-- begin Exercise materials --
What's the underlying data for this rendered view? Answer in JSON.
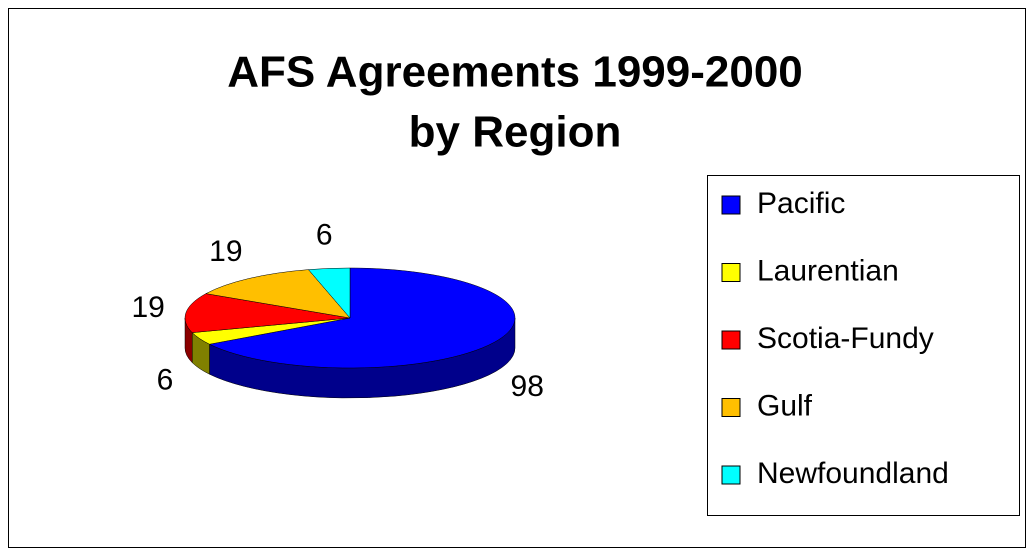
{
  "chart_data": {
    "type": "pie3d",
    "title": [
      "AFS Agreements 1999-2000",
      "by Region"
    ],
    "categories": [
      "Pacific",
      "Laurentian",
      "Scotia-Fundy",
      "Gulf",
      "Newfoundland"
    ],
    "values": [
      98,
      6,
      19,
      19,
      6
    ],
    "colors": [
      "#0000ff",
      "#ffff00",
      "#ff0000",
      "#ffbf00",
      "#00ffff"
    ],
    "side_colors": [
      "#00008b",
      "#808000",
      "#8b0000",
      "#806000",
      "#008080"
    ],
    "legend": "right"
  }
}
-- end Exercise materials --
Retype each record exactly as it stands, but do not include the pictures.

What's the underlying data for this rendered view? Answer in JSON.
{
  "chart_data": {
    "type": "pie3d",
    "title": [
      "AFS Agreements 1999-2000",
      "by Region"
    ],
    "categories": [
      "Pacific",
      "Laurentian",
      "Scotia-Fundy",
      "Gulf",
      "Newfoundland"
    ],
    "values": [
      98,
      6,
      19,
      19,
      6
    ],
    "colors": [
      "#0000ff",
      "#ffff00",
      "#ff0000",
      "#ffbf00",
      "#00ffff"
    ],
    "side_colors": [
      "#00008b",
      "#808000",
      "#8b0000",
      "#806000",
      "#008080"
    ],
    "legend": "right"
  }
}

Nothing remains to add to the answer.